_Exercise inputs:_

_ _ _ _

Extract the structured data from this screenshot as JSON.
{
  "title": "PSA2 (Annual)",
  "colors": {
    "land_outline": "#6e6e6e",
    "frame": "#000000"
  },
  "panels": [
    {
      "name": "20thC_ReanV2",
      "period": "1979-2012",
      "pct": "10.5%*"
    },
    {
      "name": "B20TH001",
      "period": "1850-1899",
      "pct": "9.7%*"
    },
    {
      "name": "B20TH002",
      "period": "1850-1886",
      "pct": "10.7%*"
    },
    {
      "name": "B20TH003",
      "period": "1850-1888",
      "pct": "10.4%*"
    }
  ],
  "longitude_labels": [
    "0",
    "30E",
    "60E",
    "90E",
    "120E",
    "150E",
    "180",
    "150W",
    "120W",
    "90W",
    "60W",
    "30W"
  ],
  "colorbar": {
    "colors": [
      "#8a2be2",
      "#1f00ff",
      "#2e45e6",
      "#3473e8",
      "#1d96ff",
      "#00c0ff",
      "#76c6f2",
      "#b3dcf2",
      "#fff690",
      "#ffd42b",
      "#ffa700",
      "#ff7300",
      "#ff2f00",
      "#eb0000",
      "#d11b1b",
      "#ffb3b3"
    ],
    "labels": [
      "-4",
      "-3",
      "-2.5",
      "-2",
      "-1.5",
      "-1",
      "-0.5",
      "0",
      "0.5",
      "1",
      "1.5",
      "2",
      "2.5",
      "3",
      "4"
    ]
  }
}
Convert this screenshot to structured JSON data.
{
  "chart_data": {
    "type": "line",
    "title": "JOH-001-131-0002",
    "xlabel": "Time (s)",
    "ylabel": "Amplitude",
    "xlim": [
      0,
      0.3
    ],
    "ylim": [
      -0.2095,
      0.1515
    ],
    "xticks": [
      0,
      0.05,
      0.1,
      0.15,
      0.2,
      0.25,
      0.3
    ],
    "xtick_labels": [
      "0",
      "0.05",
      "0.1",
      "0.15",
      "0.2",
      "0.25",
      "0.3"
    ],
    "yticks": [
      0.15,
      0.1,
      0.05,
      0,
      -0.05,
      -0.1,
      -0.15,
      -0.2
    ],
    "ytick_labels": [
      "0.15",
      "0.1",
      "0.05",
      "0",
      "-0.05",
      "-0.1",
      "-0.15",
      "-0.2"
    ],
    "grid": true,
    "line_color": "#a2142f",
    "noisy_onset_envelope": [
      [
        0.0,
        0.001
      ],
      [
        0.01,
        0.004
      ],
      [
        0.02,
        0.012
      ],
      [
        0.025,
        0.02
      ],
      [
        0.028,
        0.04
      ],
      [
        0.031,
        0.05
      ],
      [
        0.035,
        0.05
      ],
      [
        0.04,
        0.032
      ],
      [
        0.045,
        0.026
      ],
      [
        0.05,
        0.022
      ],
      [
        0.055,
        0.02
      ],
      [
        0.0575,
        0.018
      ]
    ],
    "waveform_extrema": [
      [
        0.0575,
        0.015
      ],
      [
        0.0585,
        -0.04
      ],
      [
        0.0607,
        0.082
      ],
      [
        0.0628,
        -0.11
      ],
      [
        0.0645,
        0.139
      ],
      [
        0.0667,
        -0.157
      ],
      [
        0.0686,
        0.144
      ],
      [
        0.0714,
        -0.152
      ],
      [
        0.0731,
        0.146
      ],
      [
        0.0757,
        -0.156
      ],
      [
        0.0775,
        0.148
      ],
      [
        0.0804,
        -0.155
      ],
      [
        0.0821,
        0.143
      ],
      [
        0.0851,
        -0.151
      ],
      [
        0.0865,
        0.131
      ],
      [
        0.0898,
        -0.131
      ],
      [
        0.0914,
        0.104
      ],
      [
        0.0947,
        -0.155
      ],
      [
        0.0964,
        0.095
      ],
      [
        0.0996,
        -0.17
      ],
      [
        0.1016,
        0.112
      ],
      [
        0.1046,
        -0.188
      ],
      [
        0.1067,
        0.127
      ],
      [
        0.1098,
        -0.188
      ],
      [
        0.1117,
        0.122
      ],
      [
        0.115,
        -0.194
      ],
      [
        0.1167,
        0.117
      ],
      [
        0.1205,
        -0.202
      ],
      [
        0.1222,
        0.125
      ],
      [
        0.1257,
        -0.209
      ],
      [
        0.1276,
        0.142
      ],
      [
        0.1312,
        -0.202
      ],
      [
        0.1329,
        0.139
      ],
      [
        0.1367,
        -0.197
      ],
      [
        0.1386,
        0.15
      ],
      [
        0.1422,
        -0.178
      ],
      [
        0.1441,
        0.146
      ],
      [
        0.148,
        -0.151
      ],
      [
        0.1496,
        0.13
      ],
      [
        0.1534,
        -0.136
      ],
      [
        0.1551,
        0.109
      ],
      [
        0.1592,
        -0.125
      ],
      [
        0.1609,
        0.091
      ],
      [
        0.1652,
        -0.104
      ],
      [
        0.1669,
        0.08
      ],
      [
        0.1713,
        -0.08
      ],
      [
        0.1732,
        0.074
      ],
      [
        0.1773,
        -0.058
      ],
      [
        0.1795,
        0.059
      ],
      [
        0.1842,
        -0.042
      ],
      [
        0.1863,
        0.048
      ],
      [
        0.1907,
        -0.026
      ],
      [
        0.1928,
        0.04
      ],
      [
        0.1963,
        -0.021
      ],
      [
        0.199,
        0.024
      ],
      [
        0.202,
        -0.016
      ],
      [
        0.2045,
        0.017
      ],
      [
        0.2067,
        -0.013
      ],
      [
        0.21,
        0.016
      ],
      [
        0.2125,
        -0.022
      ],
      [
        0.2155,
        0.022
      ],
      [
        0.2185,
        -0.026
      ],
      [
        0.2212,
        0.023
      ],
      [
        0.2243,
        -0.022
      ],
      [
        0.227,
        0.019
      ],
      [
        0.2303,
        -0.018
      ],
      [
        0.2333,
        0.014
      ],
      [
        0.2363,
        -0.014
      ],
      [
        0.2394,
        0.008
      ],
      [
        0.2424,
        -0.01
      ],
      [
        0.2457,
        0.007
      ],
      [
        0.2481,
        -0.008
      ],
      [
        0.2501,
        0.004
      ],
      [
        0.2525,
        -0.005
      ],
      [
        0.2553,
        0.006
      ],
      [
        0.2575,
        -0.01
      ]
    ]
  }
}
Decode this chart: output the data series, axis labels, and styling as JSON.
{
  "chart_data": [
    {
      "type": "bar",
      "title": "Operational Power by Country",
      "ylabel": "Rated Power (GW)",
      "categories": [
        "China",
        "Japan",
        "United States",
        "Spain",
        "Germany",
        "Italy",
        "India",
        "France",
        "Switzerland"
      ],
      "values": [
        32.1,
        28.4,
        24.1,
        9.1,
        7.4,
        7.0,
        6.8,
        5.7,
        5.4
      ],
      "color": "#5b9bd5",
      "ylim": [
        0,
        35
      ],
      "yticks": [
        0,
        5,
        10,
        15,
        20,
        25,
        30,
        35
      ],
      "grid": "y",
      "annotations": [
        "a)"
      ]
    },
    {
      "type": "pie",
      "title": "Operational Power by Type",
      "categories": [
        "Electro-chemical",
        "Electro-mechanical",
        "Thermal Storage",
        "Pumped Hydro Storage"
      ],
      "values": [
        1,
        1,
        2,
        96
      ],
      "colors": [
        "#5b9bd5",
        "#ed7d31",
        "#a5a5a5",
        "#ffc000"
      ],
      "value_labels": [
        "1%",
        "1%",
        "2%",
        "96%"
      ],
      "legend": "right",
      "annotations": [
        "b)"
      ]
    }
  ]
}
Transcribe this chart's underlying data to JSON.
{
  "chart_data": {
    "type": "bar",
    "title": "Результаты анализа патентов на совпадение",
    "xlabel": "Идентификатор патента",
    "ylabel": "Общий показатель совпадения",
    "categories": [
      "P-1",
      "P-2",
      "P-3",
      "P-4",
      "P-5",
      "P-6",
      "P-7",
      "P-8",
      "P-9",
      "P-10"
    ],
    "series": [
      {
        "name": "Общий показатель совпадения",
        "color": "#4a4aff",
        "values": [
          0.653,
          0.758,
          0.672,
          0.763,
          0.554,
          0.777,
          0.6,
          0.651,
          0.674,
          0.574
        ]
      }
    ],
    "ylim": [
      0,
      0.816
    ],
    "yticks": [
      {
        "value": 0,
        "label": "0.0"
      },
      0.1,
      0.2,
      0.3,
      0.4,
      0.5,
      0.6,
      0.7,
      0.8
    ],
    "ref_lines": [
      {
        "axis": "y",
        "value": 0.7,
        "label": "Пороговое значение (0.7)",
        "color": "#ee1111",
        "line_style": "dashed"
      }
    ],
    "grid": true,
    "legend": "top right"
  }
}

_ _ _ _

_Exercise goal:_ Every line in the data that holds "structured" should be copied out.

_Result of this task:_
Extract the structured data from this screenshot as JSON.
Convert this screenshot to structured JSON data.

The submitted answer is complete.